- [WHAT IS ASKED]:
Skip every image and restate the data word for word.

## Begin LISTING

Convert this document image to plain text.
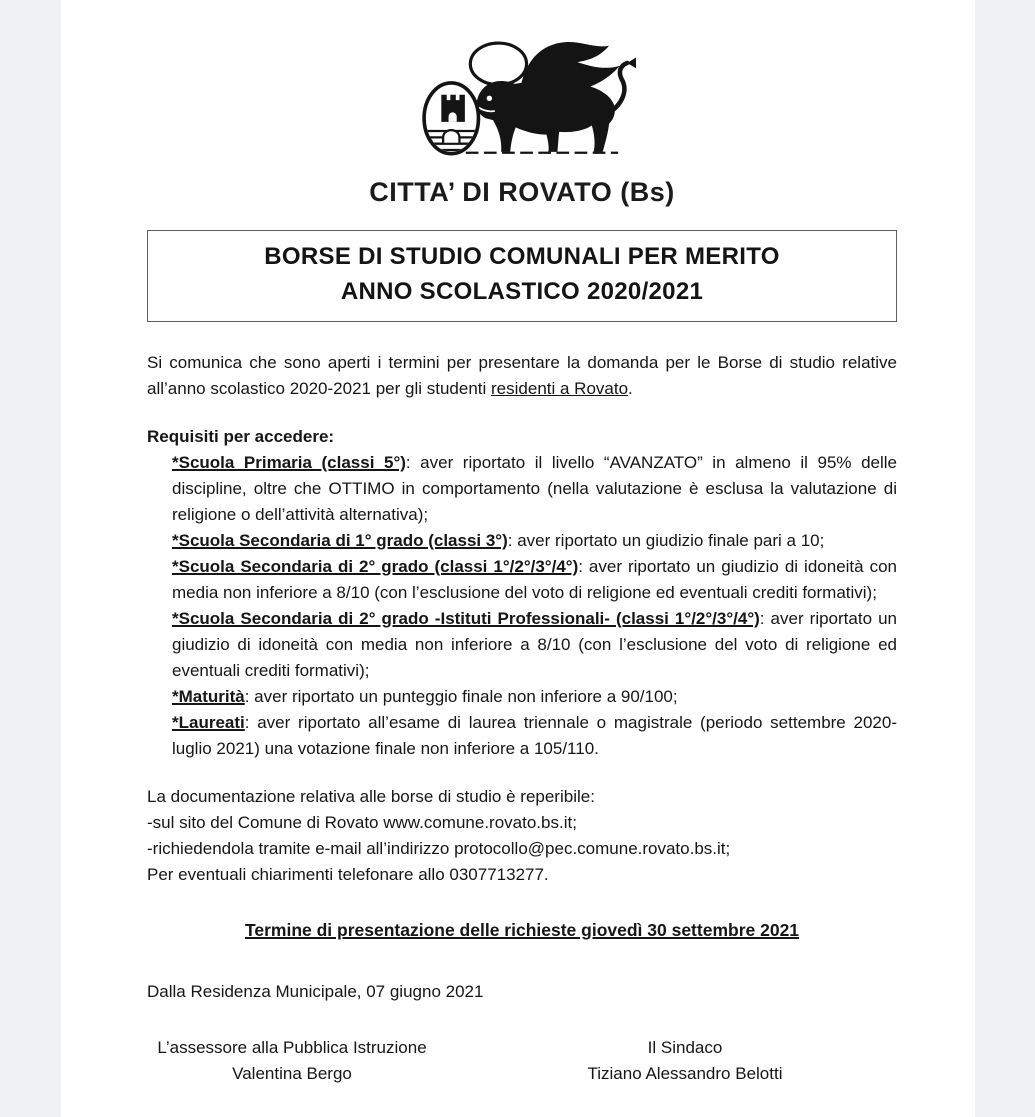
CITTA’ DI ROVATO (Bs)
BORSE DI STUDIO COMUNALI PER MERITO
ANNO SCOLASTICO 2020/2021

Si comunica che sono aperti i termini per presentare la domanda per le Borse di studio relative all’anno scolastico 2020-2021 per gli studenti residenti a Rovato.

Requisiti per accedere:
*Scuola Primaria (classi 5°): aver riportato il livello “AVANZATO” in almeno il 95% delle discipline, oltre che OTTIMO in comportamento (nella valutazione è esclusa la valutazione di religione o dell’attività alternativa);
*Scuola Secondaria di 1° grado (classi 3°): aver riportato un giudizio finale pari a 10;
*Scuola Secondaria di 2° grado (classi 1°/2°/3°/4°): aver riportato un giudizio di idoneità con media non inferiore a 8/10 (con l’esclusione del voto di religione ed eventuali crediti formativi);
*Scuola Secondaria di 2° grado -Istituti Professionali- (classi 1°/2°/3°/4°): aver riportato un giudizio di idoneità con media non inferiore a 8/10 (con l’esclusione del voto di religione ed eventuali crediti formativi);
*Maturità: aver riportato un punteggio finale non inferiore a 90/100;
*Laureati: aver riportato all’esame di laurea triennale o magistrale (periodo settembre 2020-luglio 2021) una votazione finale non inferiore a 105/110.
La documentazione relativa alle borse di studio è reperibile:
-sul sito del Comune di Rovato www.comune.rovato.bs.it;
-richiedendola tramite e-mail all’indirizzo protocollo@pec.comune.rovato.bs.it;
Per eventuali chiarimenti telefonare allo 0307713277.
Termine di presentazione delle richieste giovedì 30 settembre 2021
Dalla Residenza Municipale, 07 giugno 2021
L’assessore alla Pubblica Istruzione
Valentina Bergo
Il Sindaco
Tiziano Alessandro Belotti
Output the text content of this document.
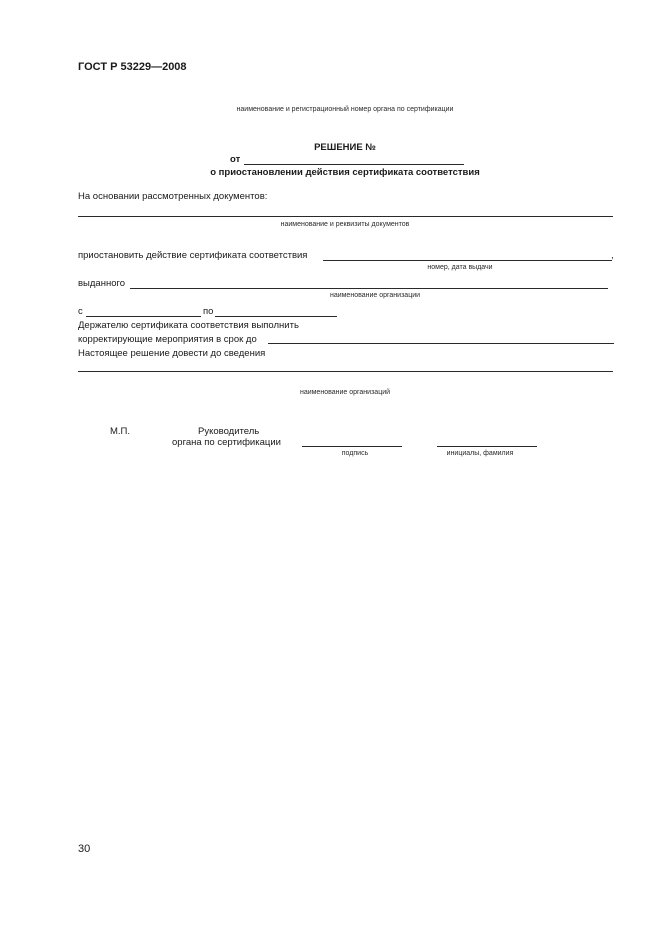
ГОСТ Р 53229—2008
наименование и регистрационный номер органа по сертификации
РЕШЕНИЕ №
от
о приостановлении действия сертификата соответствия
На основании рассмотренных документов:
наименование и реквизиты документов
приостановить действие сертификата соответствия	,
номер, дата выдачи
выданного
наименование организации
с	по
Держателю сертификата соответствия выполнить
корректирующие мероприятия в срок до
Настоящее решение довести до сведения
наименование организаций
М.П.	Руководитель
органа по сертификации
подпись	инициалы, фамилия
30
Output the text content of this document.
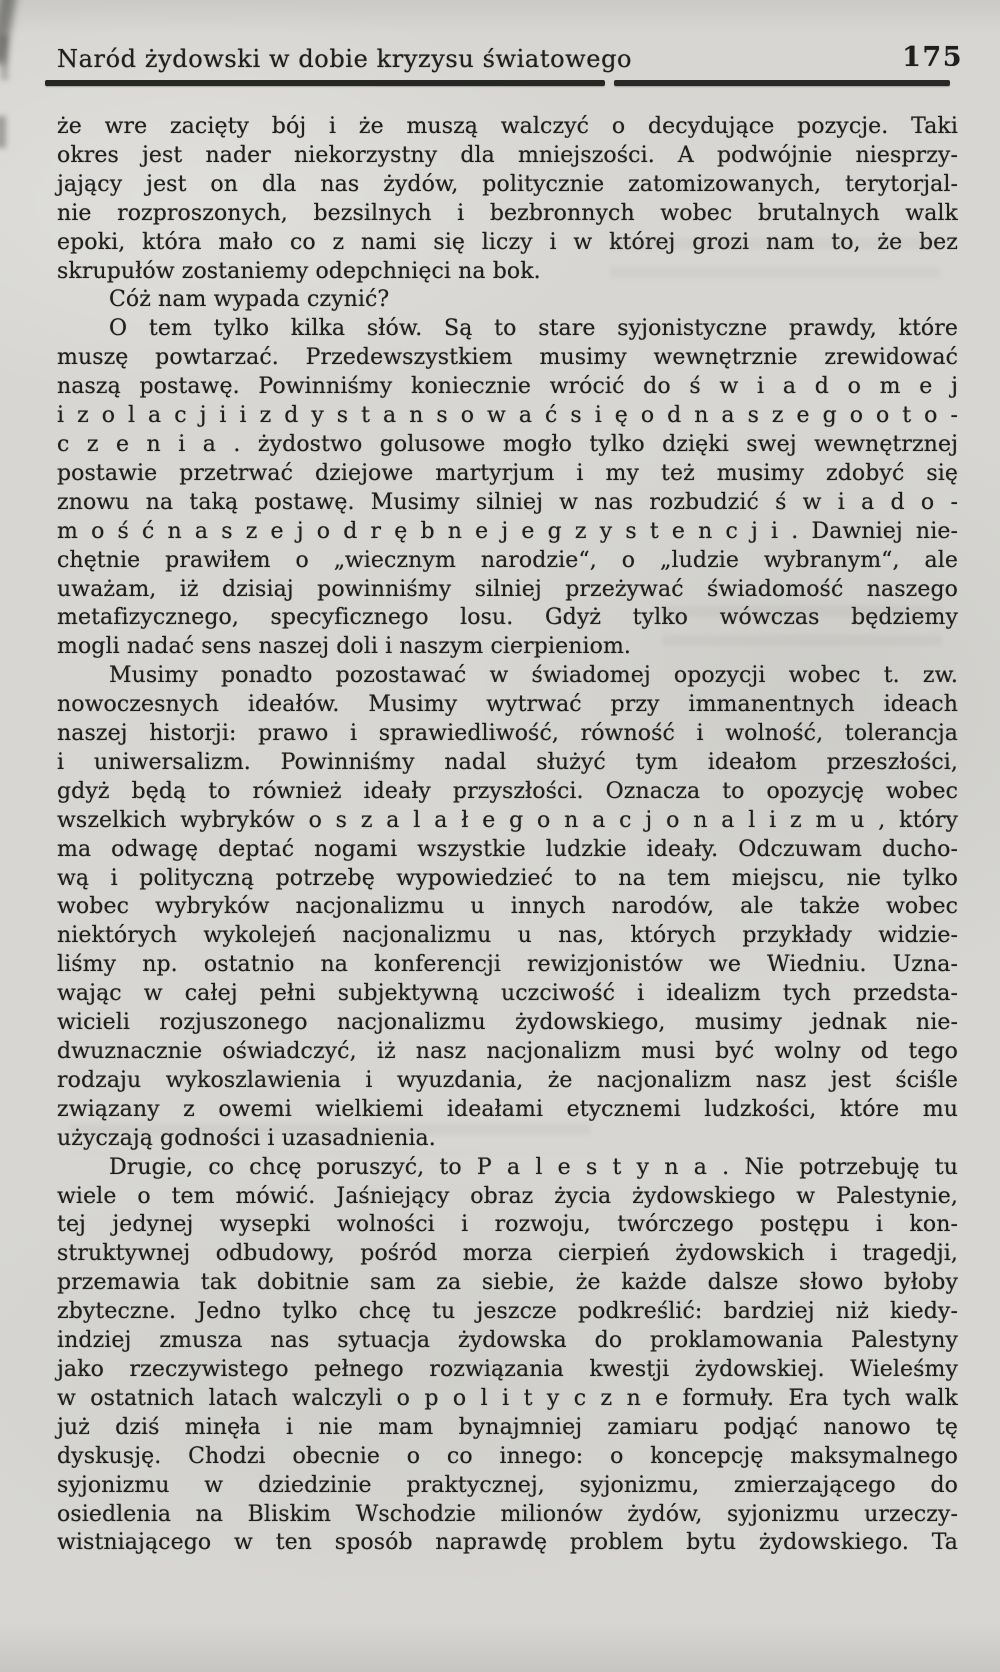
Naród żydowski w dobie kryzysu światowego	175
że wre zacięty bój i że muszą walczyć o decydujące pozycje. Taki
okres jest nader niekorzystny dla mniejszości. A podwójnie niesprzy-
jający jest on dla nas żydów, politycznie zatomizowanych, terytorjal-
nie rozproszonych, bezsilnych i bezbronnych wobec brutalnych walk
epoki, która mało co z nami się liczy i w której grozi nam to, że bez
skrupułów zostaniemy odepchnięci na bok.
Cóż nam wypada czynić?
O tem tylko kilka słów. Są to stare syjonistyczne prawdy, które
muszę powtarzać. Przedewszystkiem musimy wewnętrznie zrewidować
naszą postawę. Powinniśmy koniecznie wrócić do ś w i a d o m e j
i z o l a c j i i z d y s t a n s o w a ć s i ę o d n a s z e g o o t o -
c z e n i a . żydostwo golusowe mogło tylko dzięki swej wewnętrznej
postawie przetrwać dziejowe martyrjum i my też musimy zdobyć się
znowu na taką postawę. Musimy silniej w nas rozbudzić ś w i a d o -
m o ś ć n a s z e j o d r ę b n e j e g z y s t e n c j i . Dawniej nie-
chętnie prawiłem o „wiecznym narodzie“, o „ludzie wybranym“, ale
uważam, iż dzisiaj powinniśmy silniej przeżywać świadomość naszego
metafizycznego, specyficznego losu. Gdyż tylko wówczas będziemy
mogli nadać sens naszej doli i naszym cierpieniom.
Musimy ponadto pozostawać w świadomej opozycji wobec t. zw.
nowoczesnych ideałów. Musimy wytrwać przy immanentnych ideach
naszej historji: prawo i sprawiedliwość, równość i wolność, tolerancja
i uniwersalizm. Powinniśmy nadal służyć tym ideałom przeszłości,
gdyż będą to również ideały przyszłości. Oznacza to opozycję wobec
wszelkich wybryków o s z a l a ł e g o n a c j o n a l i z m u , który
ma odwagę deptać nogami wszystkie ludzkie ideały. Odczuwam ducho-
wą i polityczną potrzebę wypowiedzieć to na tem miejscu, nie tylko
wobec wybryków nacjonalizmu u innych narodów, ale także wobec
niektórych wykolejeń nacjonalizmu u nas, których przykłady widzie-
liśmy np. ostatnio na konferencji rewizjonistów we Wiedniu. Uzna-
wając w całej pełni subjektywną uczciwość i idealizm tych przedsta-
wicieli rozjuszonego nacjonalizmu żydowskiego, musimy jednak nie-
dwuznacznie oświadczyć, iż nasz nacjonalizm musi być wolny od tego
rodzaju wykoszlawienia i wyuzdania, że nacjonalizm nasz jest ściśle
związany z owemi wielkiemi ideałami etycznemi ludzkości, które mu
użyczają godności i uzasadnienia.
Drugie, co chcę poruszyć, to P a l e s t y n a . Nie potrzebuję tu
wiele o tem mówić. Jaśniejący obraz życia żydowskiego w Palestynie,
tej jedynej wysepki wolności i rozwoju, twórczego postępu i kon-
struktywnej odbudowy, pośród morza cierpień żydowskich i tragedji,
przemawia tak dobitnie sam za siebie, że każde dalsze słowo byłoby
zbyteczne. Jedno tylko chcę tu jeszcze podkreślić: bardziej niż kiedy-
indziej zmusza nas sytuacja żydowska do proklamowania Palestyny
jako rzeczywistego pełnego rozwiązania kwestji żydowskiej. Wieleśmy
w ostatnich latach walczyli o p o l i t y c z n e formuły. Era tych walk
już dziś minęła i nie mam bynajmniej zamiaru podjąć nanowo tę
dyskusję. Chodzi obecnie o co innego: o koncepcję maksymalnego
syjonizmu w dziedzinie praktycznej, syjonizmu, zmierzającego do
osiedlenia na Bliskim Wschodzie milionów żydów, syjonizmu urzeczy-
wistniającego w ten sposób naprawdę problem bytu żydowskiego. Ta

## End LISTING

- [FINAL RESULT]:
Convert this document image to plain text.
CITTA’ DI ROVATO (Bs)
BORSE DI STUDIO COMUNALI PER MERITO
ANNO SCOLASTICO 2020/2021

Si comunica che sono aperti i termini per presentare la domanda per le Borse di studio relative all’anno scolastico 2020-2021 per gli studenti residenti a Rovato.

Requisiti per accedere:
*Scuola Primaria (classi 5°): aver riportato il livello “AVANZATO” in almeno il 95% delle discipline, oltre che OTTIMO in comportamento (nella valutazione è esclusa la valutazione di religione o dell’attività alternativa);
*Scuola Secondaria di 1° grado (classi 3°): aver riportato un giudizio finale pari a 10;
*Scuola Secondaria di 2° grado (classi 1°/2°/3°/4°): aver riportato un giudizio di idoneità con media non inferiore a 8/10 (con l’esclusione del voto di religione ed eventuali crediti formativi);
*Scuola Secondaria di 2° grado -Istituti Professionali- (classi 1°/2°/3°/4°): aver riportato un giudizio di idoneità con media non inferiore a 8/10 (con l’esclusione del voto di religione ed eventuali crediti formativi);
*Maturità: aver riportato un punteggio finale non inferiore a 90/100;
*Laureati: aver riportato all’esame di laurea triennale o magistrale (periodo settembre 2020-luglio 2021) una votazione finale non inferiore a 105/110.
La documentazione relativa alle borse di studio è reperibile:
-sul sito del Comune di Rovato www.comune.rovato.bs.it;
-richiedendola tramite e-mail all’indirizzo protocollo@pec.comune.rovato.bs.it;
Per eventuali chiarimenti telefonare allo 0307713277.
Termine di presentazione delle richieste giovedì 30 settembre 2021
Dalla Residenza Municipale, 07 giugno 2021
L’assessore alla Pubblica Istruzione
Valentina Bergo
Il Sindaco
Tiziano Alessandro Belotti
Output the text content of this document.
ГОСТ Р 53229—2008
наименование и регистрационный номер органа по сертификации
РЕШЕНИЕ №
от
о приостановлении действия сертификата соответствия
На основании рассмотренных документов:
наименование и реквизиты документов
приостановить действие сертификата соответствия	,
номер, дата выдачи
выданного
наименование организации
с	по
Держателю сертификата соответствия выполнить
корректирующие мероприятия в срок до
Настоящее решение довести до сведения
наименование организаций
М.П.	Руководитель
органа по сертификации
подпись	инициалы, фамилия
30
Output the text content of this document.
Naród żydowski w dobie kryzysu światowego	175
że wre zacięty bój i że muszą walczyć o decydujące pozycje. Taki
okres jest nader niekorzystny dla mniejszości. A podwójnie niesprzy-
jający jest on dla nas żydów, politycznie zatomizowanych, terytorjal-
nie rozproszonych, bezsilnych i bezbronnych wobec brutalnych walk
epoki, która mało co z nami się liczy i w której grozi nam to, że bez
skrupułów zostaniemy odepchnięci na bok.
Cóż nam wypada czynić?
O tem tylko kilka słów. Są to stare syjonistyczne prawdy, które
muszę powtarzać. Przedewszystkiem musimy wewnętrznie zrewidować
naszą postawę. Powinniśmy koniecznie wrócić do ś w i a d o m e j
i z o l a c j i i z d y s t a n s o w a ć s i ę o d n a s z e g o o t o -
c z e n i a . żydostwo golusowe mogło tylko dzięki swej wewnętrznej
postawie przetrwać dziejowe martyrjum i my też musimy zdobyć się
znowu na taką postawę. Musimy silniej w nas rozbudzić ś w i a d o -
m o ś ć n a s z e j o d r ę b n e j e g z y s t e n c j i . Dawniej nie-
chętnie prawiłem o „wiecznym narodzie“, o „ludzie wybranym“, ale
uważam, iż dzisiaj powinniśmy silniej przeżywać świadomość naszego
metafizycznego, specyficznego losu. Gdyż tylko wówczas będziemy
mogli nadać sens naszej doli i naszym cierpieniom.
Musimy ponadto pozostawać w świadomej opozycji wobec t. zw.
nowoczesnych ideałów. Musimy wytrwać przy immanentnych ideach
naszej historji: prawo i sprawiedliwość, równość i wolność, tolerancja
i uniwersalizm. Powinniśmy nadal służyć tym ideałom przeszłości,
gdyż będą to również ideały przyszłości. Oznacza to opozycję wobec
wszelkich wybryków o s z a l a ł e g o n a c j o n a l i z m u , który
ma odwagę deptać nogami wszystkie ludzkie ideały. Odczuwam ducho-
wą i polityczną potrzebę wypowiedzieć to na tem miejscu, nie tylko
wobec wybryków nacjonalizmu u innych narodów, ale także wobec
niektórych wykolejeń nacjonalizmu u nas, których przykłady widzie-
liśmy np. ostatnio na konferencji rewizjonistów we Wiedniu. Uzna-
wając w całej pełni subjektywną uczciwość i idealizm tych przedsta-
wicieli rozjuszonego nacjonalizmu żydowskiego, musimy jednak nie-
dwuznacznie oświadczyć, iż nasz nacjonalizm musi być wolny od tego
rodzaju wykoszlawienia i wyuzdania, że nacjonalizm nasz jest ściśle
związany z owemi wielkiemi ideałami etycznemi ludzkości, które mu
użyczają godności i uzasadnienia.
Drugie, co chcę poruszyć, to P a l e s t y n a . Nie potrzebuję tu
wiele o tem mówić. Jaśniejący obraz życia żydowskiego w Palestynie,
tej jedynej wysepki wolności i rozwoju, twórczego postępu i kon-
struktywnej odbudowy, pośród morza cierpień żydowskich i tragedji,
przemawia tak dobitnie sam za siebie, że każde dalsze słowo byłoby
zbyteczne. Jedno tylko chcę tu jeszcze podkreślić: bardziej niż kiedy-
indziej zmusza nas sytuacja żydowska do proklamowania Palestyny
jako rzeczywistego pełnego rozwiązania kwestji żydowskiej. Wieleśmy
w ostatnich latach walczyli o p o l i t y c z n e formuły. Era tych walk
już dziś minęła i nie mam bynajmniej zamiaru podjąć nanowo tę
dyskusję. Chodzi obecnie o co innego: o koncepcję maksymalnego
syjonizmu w dziedzinie praktycznej, syjonizmu, zmierzającego do
osiedlenia na Bliskim Wschodzie milionów żydów, syjonizmu urzeczy-
wistniającego w ten sposób naprawdę problem bytu żydowskiego. Ta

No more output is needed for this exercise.